▶ **THE TASK**
Copy out each line of the material below that holds the string "fremgår".
===== LISTING
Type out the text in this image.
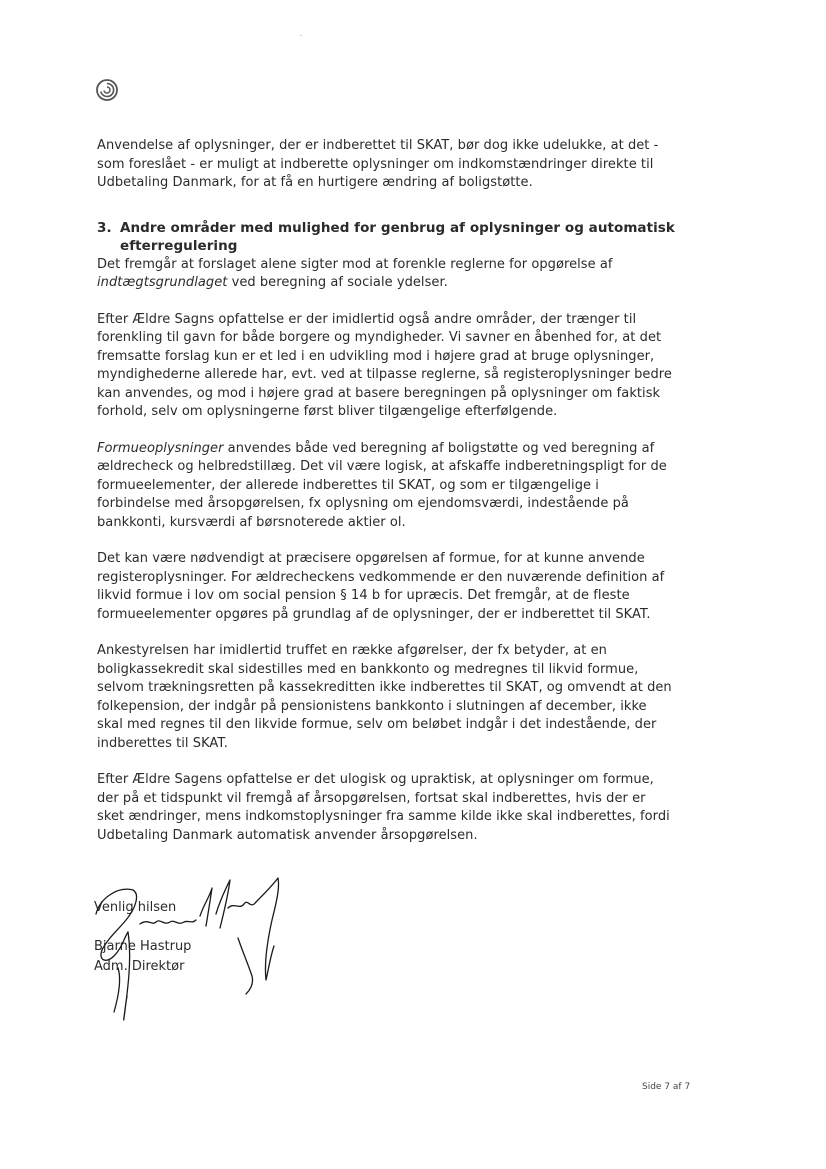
Anvendelse af oplysninger, der er indberettet til SKAT, bør dog ikke udelukke, at det -
som foreslået - er muligt at indberette oplysninger om indkomstændringer direkte til
Udbetaling Danmark, for at få en hurtigere ændring af boligstøtte.

3. Andre områder med mulighed for genbrug af oplysninger og automatisk
efterregulering

Det fremgår at forslaget alene sigter mod at forenkle reglerne for opgørelse af
indtægtsgrundlaget ved beregning af sociale ydelser.

Efter Ældre Sagns opfattelse er der imidlertid også andre områder, der trænger til
forenkling til gavn for både borgere og myndigheder. Vi savner en åbenhed for, at det
fremsatte forslag kun er et led i en udvikling mod i højere grad at bruge oplysninger,
myndighederne allerede har, evt. ved at tilpasse reglerne, så registeroplysninger bedre
kan anvendes, og mod i højere grad at basere beregningen på oplysninger om faktisk
forhold, selv om oplysningerne først bliver tilgængelige efterfølgende.

Formueoplysninger anvendes både ved beregning af boligstøtte og ved beregning af
ældrecheck og helbredstillæg. Det vil være logisk, at afskaffe indberetningspligt for de
formueelementer, der allerede indberettes til SKAT, og som er tilgængelige i
forbindelse med årsopgørelsen, fx oplysning om ejendomsværdi, indestående på
bankkonti, kursværdi af børsnoterede aktier ol.

Det kan være nødvendigt at præcisere opgørelsen af formue, for at kunne anvende
registeroplysninger. For ældrecheckens vedkommende er den nuværende definition af
likvid formue i lov om social pension § 14 b for upræcis. Det fremgår, at de fleste
formueelementer opgøres på grundlag af de oplysninger, der er indberettet til SKAT.

Ankestyrelsen har imidlertid truffet en række afgørelser, der fx betyder, at en
boligkassekredit skal sidestilles med en bankkonto og medregnes til likvid formue,
selvom trækningsretten på kassekreditten ikke indberettes til SKAT, og omvendt at den
folkepension, der indgår på pensionistens bankkonto i slutningen af december, ikke
skal med regnes til den likvide formue, selv om beløbet indgår i det indestående, der
indberettes til SKAT.

Efter Ældre Sagens opfattelse er det ulogisk og upraktisk, at oplysninger om formue,
der på et tidspunkt vil fremgå af årsopgørelsen, fortsat skal indberettes, hvis der er
sket ændringer, mens indkomstoplysninger fra samme kilde ikke skal indberettes, fordi
Udbetaling Danmark automatisk anvender årsopgørelsen.

Venlig hilsen
Bjarne Hastrup
Adm. Direktør
Side 7 af 7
==========
▶ **ANSWER IN FULL**
Det fremgår at forslaget alene sigter mod at forenkle reglerne for opgørelse af
likvid formue i lov om social pension § 14 b for upræcis. Det fremgår, at de fleste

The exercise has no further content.